◆ **What is required**
From the material below, list every line containing "transcription".

◆ **Provided entries**
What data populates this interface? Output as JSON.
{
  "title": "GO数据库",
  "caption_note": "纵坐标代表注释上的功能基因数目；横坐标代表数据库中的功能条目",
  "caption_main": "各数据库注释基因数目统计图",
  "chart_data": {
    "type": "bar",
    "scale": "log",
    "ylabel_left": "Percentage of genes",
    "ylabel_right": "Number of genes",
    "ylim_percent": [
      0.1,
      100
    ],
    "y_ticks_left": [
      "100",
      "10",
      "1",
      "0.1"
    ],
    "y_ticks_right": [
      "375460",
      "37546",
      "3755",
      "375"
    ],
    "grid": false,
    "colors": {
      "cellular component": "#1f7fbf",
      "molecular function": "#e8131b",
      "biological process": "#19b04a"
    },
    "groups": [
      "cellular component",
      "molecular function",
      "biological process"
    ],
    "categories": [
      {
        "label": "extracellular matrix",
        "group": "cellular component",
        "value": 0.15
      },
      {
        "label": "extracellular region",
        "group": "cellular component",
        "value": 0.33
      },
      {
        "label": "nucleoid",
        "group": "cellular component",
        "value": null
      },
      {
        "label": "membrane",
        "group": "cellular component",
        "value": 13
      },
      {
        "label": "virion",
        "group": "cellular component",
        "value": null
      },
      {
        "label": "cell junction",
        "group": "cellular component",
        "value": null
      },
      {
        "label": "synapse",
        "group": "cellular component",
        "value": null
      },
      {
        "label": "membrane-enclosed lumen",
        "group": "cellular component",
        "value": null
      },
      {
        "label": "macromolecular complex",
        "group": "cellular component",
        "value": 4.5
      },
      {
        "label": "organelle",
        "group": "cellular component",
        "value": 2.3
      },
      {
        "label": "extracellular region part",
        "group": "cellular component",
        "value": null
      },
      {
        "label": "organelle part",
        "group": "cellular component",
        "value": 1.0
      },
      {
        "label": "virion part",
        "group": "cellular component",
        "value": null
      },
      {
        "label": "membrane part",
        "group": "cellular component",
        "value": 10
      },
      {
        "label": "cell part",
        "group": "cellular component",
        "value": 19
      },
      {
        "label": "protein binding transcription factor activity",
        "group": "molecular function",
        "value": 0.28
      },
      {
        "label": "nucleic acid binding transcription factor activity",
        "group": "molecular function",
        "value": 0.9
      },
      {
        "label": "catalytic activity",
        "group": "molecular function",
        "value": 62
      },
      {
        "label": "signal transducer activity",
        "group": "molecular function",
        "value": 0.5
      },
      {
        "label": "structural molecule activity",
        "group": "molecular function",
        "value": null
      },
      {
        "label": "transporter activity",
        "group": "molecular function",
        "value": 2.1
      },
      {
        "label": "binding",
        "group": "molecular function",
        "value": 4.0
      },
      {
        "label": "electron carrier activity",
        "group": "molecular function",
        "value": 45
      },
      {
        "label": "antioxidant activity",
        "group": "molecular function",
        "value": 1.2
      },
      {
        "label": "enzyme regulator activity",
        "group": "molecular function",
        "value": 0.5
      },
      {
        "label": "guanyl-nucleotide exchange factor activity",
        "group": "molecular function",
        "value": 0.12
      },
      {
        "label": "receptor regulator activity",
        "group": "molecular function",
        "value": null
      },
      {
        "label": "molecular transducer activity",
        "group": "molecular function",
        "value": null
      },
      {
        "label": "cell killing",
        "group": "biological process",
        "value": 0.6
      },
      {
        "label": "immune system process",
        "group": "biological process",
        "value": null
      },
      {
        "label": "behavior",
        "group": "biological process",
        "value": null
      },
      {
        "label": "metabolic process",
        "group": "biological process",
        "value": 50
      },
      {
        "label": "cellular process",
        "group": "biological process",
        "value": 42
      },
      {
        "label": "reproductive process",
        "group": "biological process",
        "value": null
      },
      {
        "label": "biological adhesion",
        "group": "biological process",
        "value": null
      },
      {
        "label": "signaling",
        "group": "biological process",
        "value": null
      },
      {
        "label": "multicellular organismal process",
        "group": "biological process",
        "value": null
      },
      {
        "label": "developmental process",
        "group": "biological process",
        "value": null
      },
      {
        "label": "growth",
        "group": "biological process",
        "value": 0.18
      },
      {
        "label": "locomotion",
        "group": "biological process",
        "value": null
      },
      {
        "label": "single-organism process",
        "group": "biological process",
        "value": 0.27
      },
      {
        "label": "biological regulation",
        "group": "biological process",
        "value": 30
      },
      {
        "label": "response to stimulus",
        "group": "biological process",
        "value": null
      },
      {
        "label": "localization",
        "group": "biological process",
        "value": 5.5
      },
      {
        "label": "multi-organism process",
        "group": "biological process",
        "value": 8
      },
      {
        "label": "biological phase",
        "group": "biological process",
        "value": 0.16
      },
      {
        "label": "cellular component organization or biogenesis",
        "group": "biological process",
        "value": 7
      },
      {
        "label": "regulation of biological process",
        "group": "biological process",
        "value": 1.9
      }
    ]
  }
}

◆ **Task solution**
        "label": "protein binding transcription factor activity",
        "label": "nucleic acid binding transcription factor activity",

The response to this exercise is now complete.